• **Stated problem**: Output every line of the records below verbatim, changing nothing.

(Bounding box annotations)
-=-=-=-=-

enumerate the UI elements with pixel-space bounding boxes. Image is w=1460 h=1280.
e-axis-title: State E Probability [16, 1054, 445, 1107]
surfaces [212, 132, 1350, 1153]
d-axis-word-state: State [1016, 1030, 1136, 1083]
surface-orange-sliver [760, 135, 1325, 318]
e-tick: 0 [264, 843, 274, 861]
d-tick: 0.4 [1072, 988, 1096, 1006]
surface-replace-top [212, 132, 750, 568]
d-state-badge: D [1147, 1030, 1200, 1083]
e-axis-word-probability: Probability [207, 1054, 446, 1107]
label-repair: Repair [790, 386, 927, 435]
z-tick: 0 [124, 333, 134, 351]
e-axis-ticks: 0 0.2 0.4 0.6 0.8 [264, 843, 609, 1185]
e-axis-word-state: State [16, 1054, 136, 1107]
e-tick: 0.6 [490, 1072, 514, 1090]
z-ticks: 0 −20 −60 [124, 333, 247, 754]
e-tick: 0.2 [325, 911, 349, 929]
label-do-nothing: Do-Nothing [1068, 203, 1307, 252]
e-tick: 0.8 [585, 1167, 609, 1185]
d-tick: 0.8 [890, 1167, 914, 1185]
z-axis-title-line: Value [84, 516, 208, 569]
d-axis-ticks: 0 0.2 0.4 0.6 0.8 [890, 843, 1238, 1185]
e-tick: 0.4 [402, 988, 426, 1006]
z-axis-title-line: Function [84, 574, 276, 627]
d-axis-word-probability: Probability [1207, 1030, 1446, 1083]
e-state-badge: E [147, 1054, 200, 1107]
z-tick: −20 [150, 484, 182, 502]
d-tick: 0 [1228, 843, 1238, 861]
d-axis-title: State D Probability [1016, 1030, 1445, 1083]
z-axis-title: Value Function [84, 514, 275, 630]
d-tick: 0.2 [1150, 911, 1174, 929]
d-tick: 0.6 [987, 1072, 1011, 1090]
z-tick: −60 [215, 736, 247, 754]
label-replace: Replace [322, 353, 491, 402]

-=-=-=-=-

• **Answer to this task**:
enumerate the UI elements with pixel-space bounding boxes. Image is w=1460 h=1280.
e-axis-title: State E Probability [16, 1054, 445, 1107]
surfaces [212, 132, 1350, 1153]
d-axis-word-state: State [1016, 1030, 1136, 1083]
surface-orange-sliver [760, 135, 1325, 318]
e-tick: 0 [264, 843, 274, 861]
d-tick: 0.4 [1072, 988, 1096, 1006]
surface-replace-top [212, 132, 750, 568]
d-state-badge: D [1147, 1030, 1200, 1083]
e-axis-word-probability: Probability [207, 1054, 446, 1107]
label-repair: Repair [790, 386, 927, 435]
z-tick: 0 [124, 333, 134, 351]
e-axis-ticks: 0 0.2 0.4 0.6 0.8 [264, 843, 609, 1185]
e-axis-word-state: State [16, 1054, 136, 1107]
e-tick: 0.6 [490, 1072, 514, 1090]
z-ticks: 0 −20 −60 [124, 333, 247, 754]
e-tick: 0.2 [325, 911, 349, 929]
label-do-nothing: Do-Nothing [1068, 203, 1307, 252]
e-tick: 0.8 [585, 1167, 609, 1185]
d-tick: 0.8 [890, 1167, 914, 1185]
z-axis-title-line: Value [84, 516, 208, 569]
d-axis-ticks: 0 0.2 0.4 0.6 0.8 [890, 843, 1238, 1185]
e-tick: 0.4 [402, 988, 426, 1006]
z-axis-title-line: Function [84, 574, 276, 627]
d-axis-word-probability: Probability [1207, 1030, 1446, 1083]
e-state-badge: E [147, 1054, 200, 1107]
z-tick: −20 [150, 484, 182, 502]
d-tick: 0 [1228, 843, 1238, 861]
d-axis-title: State D Probability [1016, 1030, 1445, 1083]
z-axis-title: Value Function [84, 514, 275, 630]
d-tick: 0.2 [1150, 911, 1174, 929]
d-tick: 0.6 [987, 1072, 1011, 1090]
z-tick: −60 [215, 736, 247, 754]
label-replace: Replace [322, 353, 491, 402]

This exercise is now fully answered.